GIVEN TASK:
Skip every picture and transcribe the remaining material exactly.

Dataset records
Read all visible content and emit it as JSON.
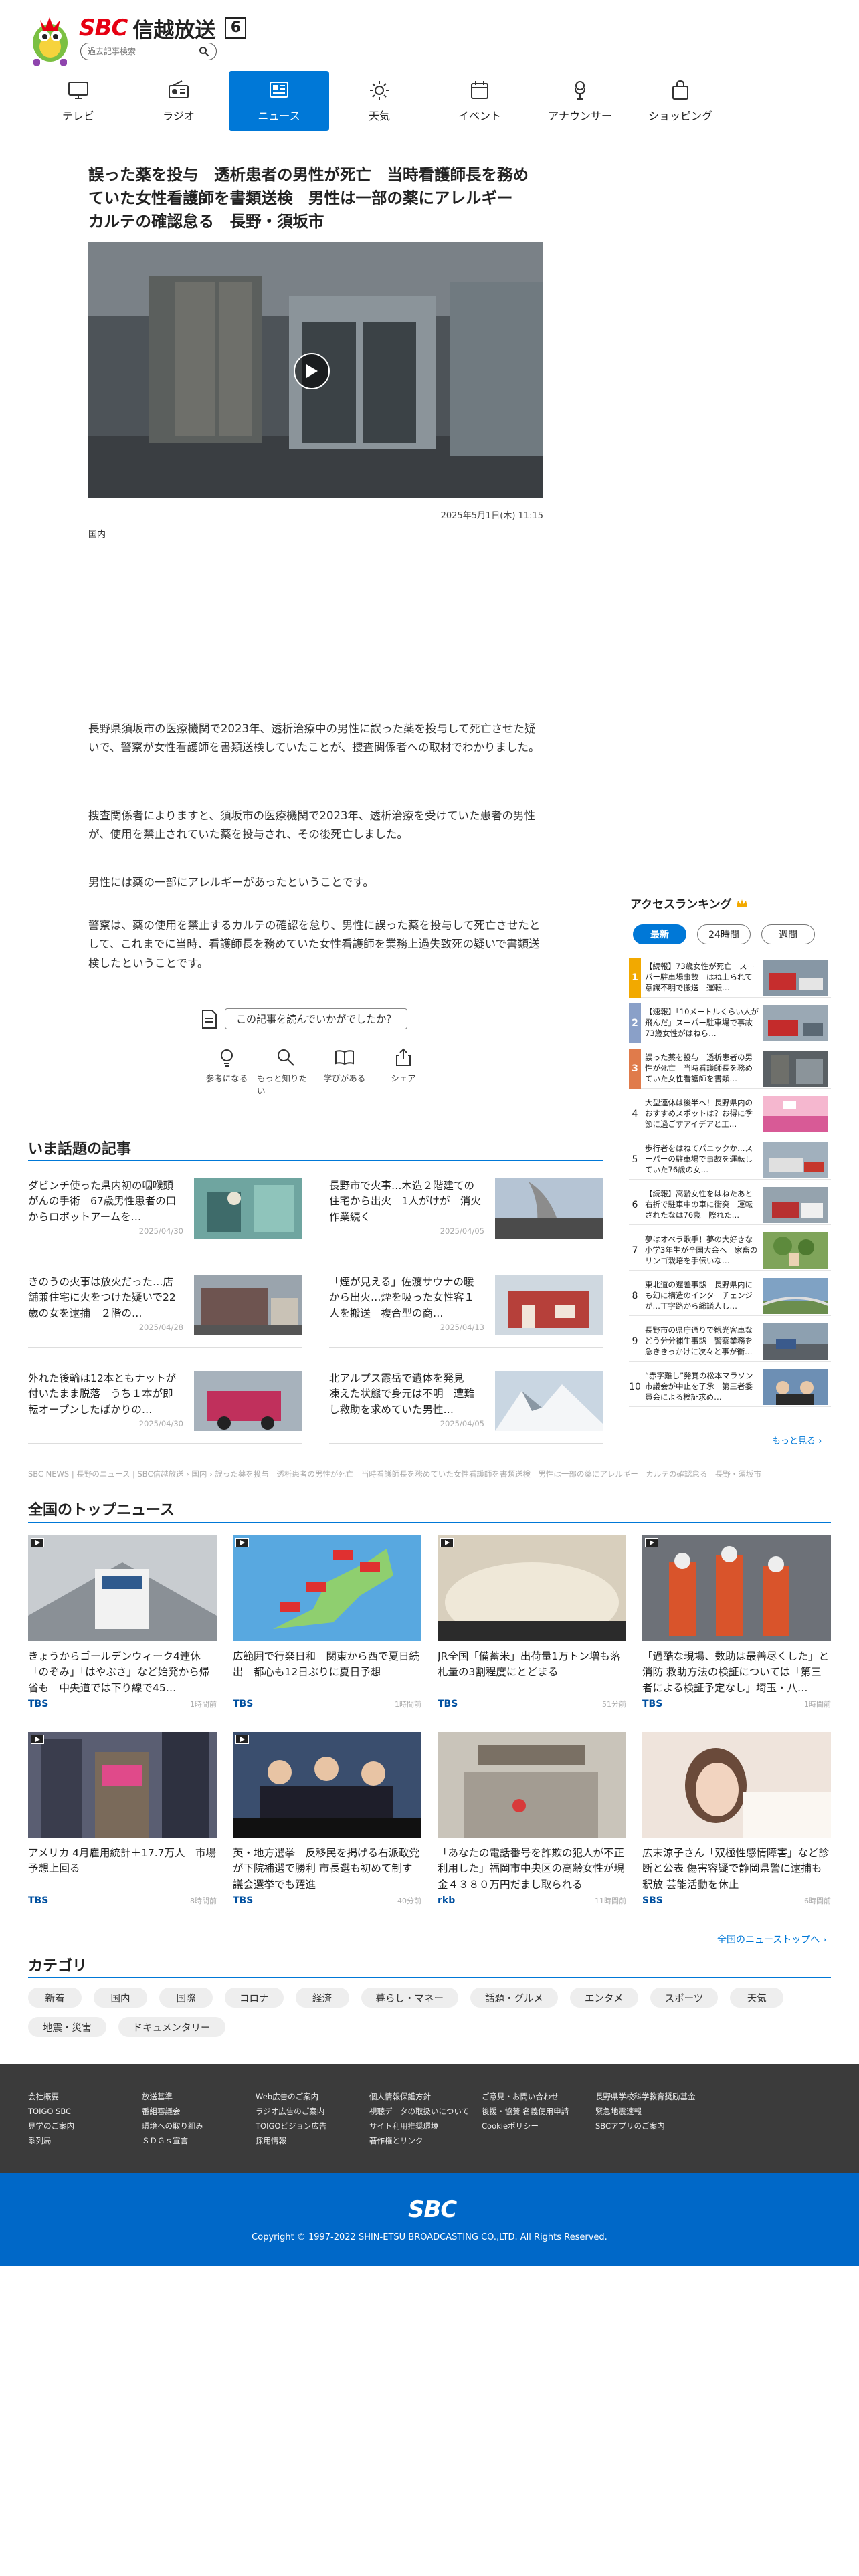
{
  "header": {
    "logo_sbc": "SBC",
    "logo_name": "信越放送",
    "channel": "6",
    "search_placeholder": "過去記事検索"
  },
  "nav": [
    {
      "label": "テレビ",
      "icon": "tv-icon"
    },
    {
      "label": "ラジオ",
      "icon": "radio-icon"
    },
    {
      "label": "ニュース",
      "icon": "news-icon",
      "active": true
    },
    {
      "label": "天気",
      "icon": "sun-icon"
    },
    {
      "label": "イベント",
      "icon": "calendar-icon"
    },
    {
      "label": "アナウンサー",
      "icon": "microphone-icon"
    },
    {
      "label": "ショッピング",
      "icon": "shopping-bag-icon"
    }
  ],
  "article": {
    "title": "誤った薬を投与　透析患者の男性が死亡　当時看護師長を務めていた女性看護師を書類送検　男性は一部の薬にアレルギー　カルテの確認怠る　長野・須坂市",
    "date": "2025年5月1日(木) 11:15",
    "category": "国内",
    "paragraphs": [
      "長野県須坂市の医療機関で2023年、透析治療中の男性に誤った薬を投与して死亡させた疑いで、警察が女性看護師を書類送検していたことが、捜査関係者への取材でわかりました。",
      "捜査関係者によりますと、須坂市の医療機関で2023年、透析治療を受けていた患者の男性が、使用を禁止されていた薬を投与され、その後死亡しました。",
      "男性には薬の一部にアレルギーがあったということです。",
      "警察は、薬の使用を禁止するカルテの確認を怠り、男性に誤った薬を投与して死亡させたとして、これまでに当時、看護師長を務めていた女性看護師を業務上過失致死の疑いで書類送検したということです。"
    ],
    "feedback_question": "この記事を読んでいかがでしたか？",
    "reactions": [
      "参考になる",
      "もっと知りたい",
      "学びがある",
      "シェア"
    ]
  },
  "hot": {
    "title": "いま話題の記事",
    "items": [
      {
        "title": "ダビンチ使った県内初の咽喉頭がんの手術　67歳男性患者の口からロボットアームを…",
        "date": "2025/04/30"
      },
      {
        "title": "長野市で火事…木造２階建ての住宅から出火　1人がけが　消火作業続く",
        "date": "2025/04/05"
      },
      {
        "title": "きのうの火事は放火だった…店舗兼住宅に火をつけた疑いで22歳の女を逮捕　２階の…",
        "date": "2025/04/28"
      },
      {
        "title": "「煙が見える」佐渡サウナの暖から出火…煙を吸った女性客１人を搬送　複合型の商…",
        "date": "2025/04/13"
      },
      {
        "title": "外れた後輪は12本ともナットが付いたまま脱落　うち１本が即転オープンしたばかりの…",
        "date": "2025/04/30"
      },
      {
        "title": "北アルプス霞岳で遺体を発見　凍えた状態で身元は不明　遭難し救助を求めていた男性…",
        "date": "2025/04/05"
      }
    ]
  },
  "ranking": {
    "title": "アクセスランキング",
    "tabs": [
      "最新",
      "24時間",
      "週間"
    ],
    "items": [
      {
        "num": "1",
        "title": "【続報】73歳女性が死亡　スーパー駐車場事故　はね上られて意識不明で搬送　運転…"
      },
      {
        "num": "2",
        "title": "【速報】「10メートルくらい人が飛んだ」スーパー駐車場で事故　73歳女性がはねら…"
      },
      {
        "num": "3",
        "title": "誤った薬を投与　透析患者の男性が死亡　当時看護師長を務めていた女性看護師を書類…"
      },
      {
        "num": "4",
        "title": "大型連休は後半へ！長野県内のおすすめスポットは？お得に季節に過ごすアイデアと工…"
      },
      {
        "num": "5",
        "title": "歩行者をはねてパニックか…スーパーの駐車場で事故を運転していた76歳の女…"
      },
      {
        "num": "6",
        "title": "【続報】高齢女性をはねたあと右折で駐車中の車に衝突　運転されたなは76歳　際れた…"
      },
      {
        "num": "7",
        "title": "夢はオベラ歌手！夢の大好きな小学3年生が全国大会へ　家畜のリンゴ栽培を手伝いな…"
      },
      {
        "num": "8",
        "title": "東北道の遅差事態　長野県内にも幻に構造のインターチェンジが…丁字路から総議人し…"
      },
      {
        "num": "9",
        "title": "長野市の県庁通りで観光客車などう分分補生事態　警察業務を急ききっかけに次々と事が衝…"
      },
      {
        "num": "10",
        "title": "“赤字難し”発覚の松本マラソン 市議会が中止を了承　第三者委員会による検証求め…"
      }
    ],
    "more": "もっと見る ›"
  },
  "breadcrumb": "SBC NEWS | 長野のニュース | SBC信越放送 › 国内 › 誤った薬を投与　透析患者の男性が死亡　当時看護師長を務めていた女性看護師を書類送検　男性は一部の薬にアレルギー　カルテの確認怠る　長野・須坂市",
  "topnews": {
    "title": "全国のトップニュース",
    "items": [
      {
        "title": "きょうからゴールデンウィーク4連休「のぞみ」「はやぶさ」など始発から帰省も　中央道では下り線で45…",
        "source": "TBS",
        "time": "1時間前"
      },
      {
        "title": "広範囲で行楽日和　関東から西で夏日続出　都心も12日ぶりに夏日予想",
        "source": "TBS",
        "time": "1時間前"
      },
      {
        "title": "JR全国「備蓄米」出荷量1万トン増も落札量の3割程度にとどまる",
        "source": "TBS",
        "time": "51分前"
      },
      {
        "title": "「過酷な現場、数助は最善尽くした」と消防 救助方法の検証については「第三者による検証予定なし」埼玉・八…",
        "source": "TBS",
        "time": "1時間前"
      },
      {
        "title": "アメリカ 4月雇用統計＋17.7万人　市場予想上回る",
        "source": "TBS",
        "time": "8時間前"
      },
      {
        "title": "英・地方選挙　反移民を掲げる右派政党が下院補選で勝利 市長選も初めて制す　議会選挙でも躍進",
        "source": "TBS",
        "time": "40分前"
      },
      {
        "title": "「あなたの電話番号を詐欺の犯人が不正利用した」福岡市中央区の高齢女性が現金４３８０万円だまし取られる",
        "source": "rkb",
        "time": "11時間前"
      },
      {
        "title": "広末涼子さん「双極性感情障害」など診断と公表 傷害容疑で静岡県警に逮捕も釈放 芸能活動を休止",
        "source": "SBS",
        "time": "6時間前"
      }
    ],
    "more": "全国のニューストップへ ›"
  },
  "categories": {
    "title": "カテゴリ",
    "items": [
      "新着",
      "国内",
      "国際",
      "コロナ",
      "経済",
      "暮らし・マネー",
      "話題・グルメ",
      "エンタメ",
      "スポーツ",
      "天気",
      "地震・災害",
      "ドキュメンタリー"
    ]
  },
  "footer": {
    "columns": [
      [
        "会社概要",
        "TOIGO SBC",
        "見学のご案内",
        "系列局"
      ],
      [
        "放送基準",
        "番組審議会",
        "環境への取り組み",
        "ＳＤＧｓ宣言"
      ],
      [
        "Web広告のご案内",
        "ラジオ広告のご案内",
        "TOIGOビジョン広告",
        "採用情報"
      ],
      [
        "個人情報保護方針",
        "視聴データの取扱いについて",
        "サイト利用推奨環境",
        "著作権とリンク"
      ],
      [
        "ご意見・お問い合わせ",
        "後援・協賛 名義使用申請",
        "Cookieポリシー"
      ],
      [
        "長野県学校科学教育奨励基金",
        "緊急地震速報",
        "SBCアプリのご案内"
      ]
    ],
    "logo": "SBC",
    "copyright": "Copyright © 1997-2022 SHIN-ETSU BROADCASTING CO.,LTD. All Rights Reserved."
  },
  "colors": {
    "accent": "#0078d7",
    "brand_red": "#e60012",
    "footer_dark": "#3b3b3b",
    "footer_blue": "#0068c8"
  }
}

REPLY:
Read all visible content and emit it as JSON.
{
  "header": {
    "logo_sbc": "SBC",
    "logo_name": "信越放送",
    "channel": "6",
    "search_placeholder": "過去記事検索"
  },
  "nav": [
    {
      "label": "テレビ",
      "icon": "tv-icon"
    },
    {
      "label": "ラジオ",
      "icon": "radio-icon"
    },
    {
      "label": "ニュース",
      "icon": "news-icon",
      "active": true
    },
    {
      "label": "天気",
      "icon": "sun-icon"
    },
    {
      "label": "イベント",
      "icon": "calendar-icon"
    },
    {
      "label": "アナウンサー",
      "icon": "microphone-icon"
    },
    {
      "label": "ショッピング",
      "icon": "shopping-bag-icon"
    }
  ],
  "article": {
    "title": "誤った薬を投与　透析患者の男性が死亡　当時看護師長を務めていた女性看護師を書類送検　男性は一部の薬にアレルギー　カルテの確認怠る　長野・須坂市",
    "date": "2025年5月1日(木) 11:15",
    "category": "国内",
    "paragraphs": [
      "長野県須坂市の医療機関で2023年、透析治療中の男性に誤った薬を投与して死亡させた疑いで、警察が女性看護師を書類送検していたことが、捜査関係者への取材でわかりました。",
      "捜査関係者によりますと、須坂市の医療機関で2023年、透析治療を受けていた患者の男性が、使用を禁止されていた薬を投与され、その後死亡しました。",
      "男性には薬の一部にアレルギーがあったということです。",
      "警察は、薬の使用を禁止するカルテの確認を怠り、男性に誤った薬を投与して死亡させたとして、これまでに当時、看護師長を務めていた女性看護師を業務上過失致死の疑いで書類送検したということです。"
    ],
    "feedback_question": "この記事を読んでいかがでしたか？",
    "reactions": [
      "参考になる",
      "もっと知りたい",
      "学びがある",
      "シェア"
    ]
  },
  "hot": {
    "title": "いま話題の記事",
    "items": [
      {
        "title": "ダビンチ使った県内初の咽喉頭がんの手術　67歳男性患者の口からロボットアームを…",
        "date": "2025/04/30"
      },
      {
        "title": "長野市で火事…木造２階建ての住宅から出火　1人がけが　消火作業続く",
        "date": "2025/04/05"
      },
      {
        "title": "きのうの火事は放火だった…店舗兼住宅に火をつけた疑いで22歳の女を逮捕　２階の…",
        "date": "2025/04/28"
      },
      {
        "title": "「煙が見える」佐渡サウナの暖から出火…煙を吸った女性客１人を搬送　複合型の商…",
        "date": "2025/04/13"
      },
      {
        "title": "外れた後輪は12本ともナットが付いたまま脱落　うち１本が即転オープンしたばかりの…",
        "date": "2025/04/30"
      },
      {
        "title": "北アルプス霞岳で遺体を発見　凍えた状態で身元は不明　遭難し救助を求めていた男性…",
        "date": "2025/04/05"
      }
    ]
  },
  "ranking": {
    "title": "アクセスランキング",
    "tabs": [
      "最新",
      "24時間",
      "週間"
    ],
    "items": [
      {
        "num": "1",
        "title": "【続報】73歳女性が死亡　スーパー駐車場事故　はね上られて意識不明で搬送　運転…"
      },
      {
        "num": "2",
        "title": "【速報】「10メートルくらい人が飛んだ」スーパー駐車場で事故　73歳女性がはねら…"
      },
      {
        "num": "3",
        "title": "誤った薬を投与　透析患者の男性が死亡　当時看護師長を務めていた女性看護師を書類…"
      },
      {
        "num": "4",
        "title": "大型連休は後半へ！長野県内のおすすめスポットは？お得に季節に過ごすアイデアと工…"
      },
      {
        "num": "5",
        "title": "歩行者をはねてパニックか…スーパーの駐車場で事故を運転していた76歳の女…"
      },
      {
        "num": "6",
        "title": "【続報】高齢女性をはねたあと右折で駐車中の車に衝突　運転されたなは76歳　際れた…"
      },
      {
        "num": "7",
        "title": "夢はオベラ歌手！夢の大好きな小学3年生が全国大会へ　家畜のリンゴ栽培を手伝いな…"
      },
      {
        "num": "8",
        "title": "東北道の遅差事態　長野県内にも幻に構造のインターチェンジが…丁字路から総議人し…"
      },
      {
        "num": "9",
        "title": "長野市の県庁通りで観光客車などう分分補生事態　警察業務を急ききっかけに次々と事が衝…"
      },
      {
        "num": "10",
        "title": "“赤字難し”発覚の松本マラソン 市議会が中止を了承　第三者委員会による検証求め…"
      }
    ],
    "more": "もっと見る ›"
  },
  "breadcrumb": "SBC NEWS | 長野のニュース | SBC信越放送 › 国内 › 誤った薬を投与　透析患者の男性が死亡　当時看護師長を務めていた女性看護師を書類送検　男性は一部の薬にアレルギー　カルテの確認怠る　長野・須坂市",
  "topnews": {
    "title": "全国のトップニュース",
    "items": [
      {
        "title": "きょうからゴールデンウィーク4連休「のぞみ」「はやぶさ」など始発から帰省も　中央道では下り線で45…",
        "source": "TBS",
        "time": "1時間前"
      },
      {
        "title": "広範囲で行楽日和　関東から西で夏日続出　都心も12日ぶりに夏日予想",
        "source": "TBS",
        "time": "1時間前"
      },
      {
        "title": "JR全国「備蓄米」出荷量1万トン増も落札量の3割程度にとどまる",
        "source": "TBS",
        "time": "51分前"
      },
      {
        "title": "「過酷な現場、数助は最善尽くした」と消防 救助方法の検証については「第三者による検証予定なし」埼玉・八…",
        "source": "TBS",
        "time": "1時間前"
      },
      {
        "title": "アメリカ 4月雇用統計＋17.7万人　市場予想上回る",
        "source": "TBS",
        "time": "8時間前"
      },
      {
        "title": "英・地方選挙　反移民を掲げる右派政党が下院補選で勝利 市長選も初めて制す　議会選挙でも躍進",
        "source": "TBS",
        "time": "40分前"
      },
      {
        "title": "「あなたの電話番号を詐欺の犯人が不正利用した」福岡市中央区の高齢女性が現金４３８０万円だまし取られる",
        "source": "rkb",
        "time": "11時間前"
      },
      {
        "title": "広末涼子さん「双極性感情障害」など診断と公表 傷害容疑で静岡県警に逮捕も釈放 芸能活動を休止",
        "source": "SBS",
        "time": "6時間前"
      }
    ],
    "more": "全国のニューストップへ ›"
  },
  "categories": {
    "title": "カテゴリ",
    "items": [
      "新着",
      "国内",
      "国際",
      "コロナ",
      "経済",
      "暮らし・マネー",
      "話題・グルメ",
      "エンタメ",
      "スポーツ",
      "天気",
      "地震・災害",
      "ドキュメンタリー"
    ]
  },
  "footer": {
    "columns": [
      [
        "会社概要",
        "TOIGO SBC",
        "見学のご案内",
        "系列局"
      ],
      [
        "放送基準",
        "番組審議会",
        "環境への取り組み",
        "ＳＤＧｓ宣言"
      ],
      [
        "Web広告のご案内",
        "ラジオ広告のご案内",
        "TOIGOビジョン広告",
        "採用情報"
      ],
      [
        "個人情報保護方針",
        "視聴データの取扱いについて",
        "サイト利用推奨環境",
        "著作権とリンク"
      ],
      [
        "ご意見・お問い合わせ",
        "後援・協賛 名義使用申請",
        "Cookieポリシー"
      ],
      [
        "長野県学校科学教育奨励基金",
        "緊急地震速報",
        "SBCアプリのご案内"
      ]
    ],
    "logo": "SBC",
    "copyright": "Copyright © 1997-2022 SHIN-ETSU BROADCASTING CO.,LTD. All Rights Reserved."
  },
  "colors": {
    "accent": "#0078d7",
    "brand_red": "#e60012",
    "footer_dark": "#3b3b3b",
    "footer_blue": "#0068c8"
  }
}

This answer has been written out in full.